======== PROVIDED DATA
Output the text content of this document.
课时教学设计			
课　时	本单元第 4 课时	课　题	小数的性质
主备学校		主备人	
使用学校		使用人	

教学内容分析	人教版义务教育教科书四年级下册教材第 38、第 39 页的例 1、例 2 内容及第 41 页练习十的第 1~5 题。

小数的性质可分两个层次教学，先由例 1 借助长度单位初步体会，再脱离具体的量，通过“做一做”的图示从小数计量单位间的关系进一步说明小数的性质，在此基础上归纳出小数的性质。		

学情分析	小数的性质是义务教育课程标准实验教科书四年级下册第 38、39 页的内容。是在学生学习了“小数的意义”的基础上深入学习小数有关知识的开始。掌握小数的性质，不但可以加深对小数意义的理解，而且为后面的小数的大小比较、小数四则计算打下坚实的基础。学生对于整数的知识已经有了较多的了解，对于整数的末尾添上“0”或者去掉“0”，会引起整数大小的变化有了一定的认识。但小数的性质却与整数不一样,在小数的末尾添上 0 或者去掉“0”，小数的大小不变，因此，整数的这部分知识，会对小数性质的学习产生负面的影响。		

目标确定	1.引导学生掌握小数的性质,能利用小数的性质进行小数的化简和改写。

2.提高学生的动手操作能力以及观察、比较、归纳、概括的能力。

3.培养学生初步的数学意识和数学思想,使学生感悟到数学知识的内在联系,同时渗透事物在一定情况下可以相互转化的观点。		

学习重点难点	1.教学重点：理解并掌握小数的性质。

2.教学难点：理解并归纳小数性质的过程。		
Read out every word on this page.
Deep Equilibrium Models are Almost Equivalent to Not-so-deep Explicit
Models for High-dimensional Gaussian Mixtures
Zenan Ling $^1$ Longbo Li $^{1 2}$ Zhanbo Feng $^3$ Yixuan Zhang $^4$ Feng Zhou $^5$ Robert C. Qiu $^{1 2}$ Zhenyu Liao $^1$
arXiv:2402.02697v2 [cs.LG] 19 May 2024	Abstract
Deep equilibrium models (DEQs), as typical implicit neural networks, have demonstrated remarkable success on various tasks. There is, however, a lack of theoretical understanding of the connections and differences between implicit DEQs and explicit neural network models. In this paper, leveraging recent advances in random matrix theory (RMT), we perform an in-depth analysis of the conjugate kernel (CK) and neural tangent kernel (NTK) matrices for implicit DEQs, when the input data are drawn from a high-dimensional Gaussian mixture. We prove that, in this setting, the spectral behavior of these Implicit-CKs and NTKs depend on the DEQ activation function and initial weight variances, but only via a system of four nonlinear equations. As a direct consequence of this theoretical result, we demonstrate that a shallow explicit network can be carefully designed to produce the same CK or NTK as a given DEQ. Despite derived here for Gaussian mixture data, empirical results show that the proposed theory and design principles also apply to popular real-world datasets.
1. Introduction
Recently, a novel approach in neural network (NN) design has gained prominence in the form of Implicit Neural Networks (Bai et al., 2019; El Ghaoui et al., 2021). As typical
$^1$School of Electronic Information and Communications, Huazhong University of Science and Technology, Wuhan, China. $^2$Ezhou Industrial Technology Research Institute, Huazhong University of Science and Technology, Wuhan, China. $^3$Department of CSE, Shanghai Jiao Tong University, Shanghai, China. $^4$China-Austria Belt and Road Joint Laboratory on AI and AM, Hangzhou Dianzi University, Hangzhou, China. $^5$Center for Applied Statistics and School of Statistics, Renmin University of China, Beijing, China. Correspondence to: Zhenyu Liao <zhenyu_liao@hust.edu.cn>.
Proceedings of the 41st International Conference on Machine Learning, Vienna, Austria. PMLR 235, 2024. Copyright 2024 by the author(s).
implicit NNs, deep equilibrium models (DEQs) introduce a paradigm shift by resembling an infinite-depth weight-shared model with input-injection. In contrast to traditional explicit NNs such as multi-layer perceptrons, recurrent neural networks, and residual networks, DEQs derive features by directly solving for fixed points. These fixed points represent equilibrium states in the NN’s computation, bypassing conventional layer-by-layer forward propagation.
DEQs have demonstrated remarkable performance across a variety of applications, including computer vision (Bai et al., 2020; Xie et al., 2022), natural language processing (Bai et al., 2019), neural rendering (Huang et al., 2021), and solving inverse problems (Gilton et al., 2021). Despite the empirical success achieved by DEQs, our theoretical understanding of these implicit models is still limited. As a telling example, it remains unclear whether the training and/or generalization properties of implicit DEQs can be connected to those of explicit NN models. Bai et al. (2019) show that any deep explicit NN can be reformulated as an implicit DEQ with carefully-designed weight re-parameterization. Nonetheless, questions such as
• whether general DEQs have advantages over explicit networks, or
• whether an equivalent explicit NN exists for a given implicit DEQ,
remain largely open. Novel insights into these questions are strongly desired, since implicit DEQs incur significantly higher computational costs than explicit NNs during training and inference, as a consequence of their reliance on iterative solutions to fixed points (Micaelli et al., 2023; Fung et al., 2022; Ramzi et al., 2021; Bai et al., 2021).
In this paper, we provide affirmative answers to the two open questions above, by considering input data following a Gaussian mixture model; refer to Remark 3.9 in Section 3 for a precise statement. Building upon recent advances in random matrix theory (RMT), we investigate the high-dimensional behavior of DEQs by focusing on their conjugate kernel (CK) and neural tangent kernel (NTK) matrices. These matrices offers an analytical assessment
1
================
From the records above, extract everything verbatim.

:: REPLY ::
Output the text content of this document.
课时教学设计			
课　时	本单元第 4 课时	课　题	小数的性质
主备学校		主备人	
使用学校		使用人	

教学内容分析	人教版义务教育教科书四年级下册教材第 38、第 39 页的例 1、例 2 内容及第 41 页练习十的第 1~5 题。

小数的性质可分两个层次教学，先由例 1 借助长度单位初步体会，再脱离具体的量，通过“做一做”的图示从小数计量单位间的关系进一步说明小数的性质，在此基础上归纳出小数的性质。		

学情分析	小数的性质是义务教育课程标准实验教科书四年级下册第 38、39 页的内容。是在学生学习了“小数的意义”的基础上深入学习小数有关知识的开始。掌握小数的性质，不但可以加深对小数意义的理解，而且为后面的小数的大小比较、小数四则计算打下坚实的基础。学生对于整数的知识已经有了较多的了解，对于整数的末尾添上“0”或者去掉“0”，会引起整数大小的变化有了一定的认识。但小数的性质却与整数不一样,在小数的末尾添上 0 或者去掉“0”，小数的大小不变，因此，整数的这部分知识，会对小数性质的学习产生负面的影响。		

目标确定	1.引导学生掌握小数的性质,能利用小数的性质进行小数的化简和改写。

2.提高学生的动手操作能力以及观察、比较、归纳、概括的能力。

3.培养学生初步的数学意识和数学思想,使学生感悟到数学知识的内在联系,同时渗透事物在一定情况下可以相互转化的观点。		

学习重点难点	1.教学重点：理解并掌握小数的性质。

2.教学难点：理解并归纳小数性质的过程。		
Read out every word on this page.
Deep Equilibrium Models are Almost Equivalent to Not-so-deep Explicit
Models for High-dimensional Gaussian Mixtures
Zenan Ling $^1$ Longbo Li $^{1 2}$ Zhanbo Feng $^3$ Yixuan Zhang $^4$ Feng Zhou $^5$ Robert C. Qiu $^{1 2}$ Zhenyu Liao $^1$
arXiv:2402.02697v2 [cs.LG] 19 May 2024	Abstract
Deep equilibrium models (DEQs), as typical implicit neural networks, have demonstrated remarkable success on various tasks. There is, however, a lack of theoretical understanding of the connections and differences between implicit DEQs and explicit neural network models. In this paper, leveraging recent advances in random matrix theory (RMT), we perform an in-depth analysis of the conjugate kernel (CK) and neural tangent kernel (NTK) matrices for implicit DEQs, when the input data are drawn from a high-dimensional Gaussian mixture. We prove that, in this setting, the spectral behavior of these Implicit-CKs and NTKs depend on the DEQ activation function and initial weight variances, but only via a system of four nonlinear equations. As a direct consequence of this theoretical result, we demonstrate that a shallow explicit network can be carefully designed to produce the same CK or NTK as a given DEQ. Despite derived here for Gaussian mixture data, empirical results show that the proposed theory and design principles also apply to popular real-world datasets.
1. Introduction
Recently, a novel approach in neural network (NN) design has gained prominence in the form of Implicit Neural Networks (Bai et al., 2019; El Ghaoui et al., 2021). As typical
$^1$School of Electronic Information and Communications, Huazhong University of Science and Technology, Wuhan, China. $^2$Ezhou Industrial Technology Research Institute, Huazhong University of Science and Technology, Wuhan, China. $^3$Department of CSE, Shanghai Jiao Tong University, Shanghai, China. $^4$China-Austria Belt and Road Joint Laboratory on AI and AM, Hangzhou Dianzi University, Hangzhou, China. $^5$Center for Applied Statistics and School of Statistics, Renmin University of China, Beijing, China. Correspondence to: Zhenyu Liao <zhenyu_liao@hust.edu.cn>.
Proceedings of the 41st International Conference on Machine Learning, Vienna, Austria. PMLR 235, 2024. Copyright 2024 by the author(s).
implicit NNs, deep equilibrium models (DEQs) introduce a paradigm shift by resembling an infinite-depth weight-shared model with input-injection. In contrast to traditional explicit NNs such as multi-layer perceptrons, recurrent neural networks, and residual networks, DEQs derive features by directly solving for fixed points. These fixed points represent equilibrium states in the NN’s computation, bypassing conventional layer-by-layer forward propagation.
DEQs have demonstrated remarkable performance across a variety of applications, including computer vision (Bai et al., 2020; Xie et al., 2022), natural language processing (Bai et al., 2019), neural rendering (Huang et al., 2021), and solving inverse problems (Gilton et al., 2021). Despite the empirical success achieved by DEQs, our theoretical understanding of these implicit models is still limited. As a telling example, it remains unclear whether the training and/or generalization properties of implicit DEQs can be connected to those of explicit NN models. Bai et al. (2019) show that any deep explicit NN can be reformulated as an implicit DEQ with carefully-designed weight re-parameterization. Nonetheless, questions such as
• whether general DEQs have advantages over explicit networks, or
• whether an equivalent explicit NN exists for a given implicit DEQ,
remain largely open. Novel insights into these questions are strongly desired, since implicit DEQs incur significantly higher computational costs than explicit NNs during training and inference, as a consequence of their reliance on iterative solutions to fixed points (Micaelli et al., 2023; Fung et al., 2022; Ramzi et al., 2021; Bai et al., 2021).
In this paper, we provide affirmative answers to the two open questions above, by considering input data following a Gaussian mixture model; refer to Remark 3.9 in Section 3 for a precise statement. Building upon recent advances in random matrix theory (RMT), we investigate the high-dimensional behavior of DEQs by focusing on their conjugate kernel (CK) and neural tangent kernel (NTK) matrices. These matrices offers an analytical assessment
1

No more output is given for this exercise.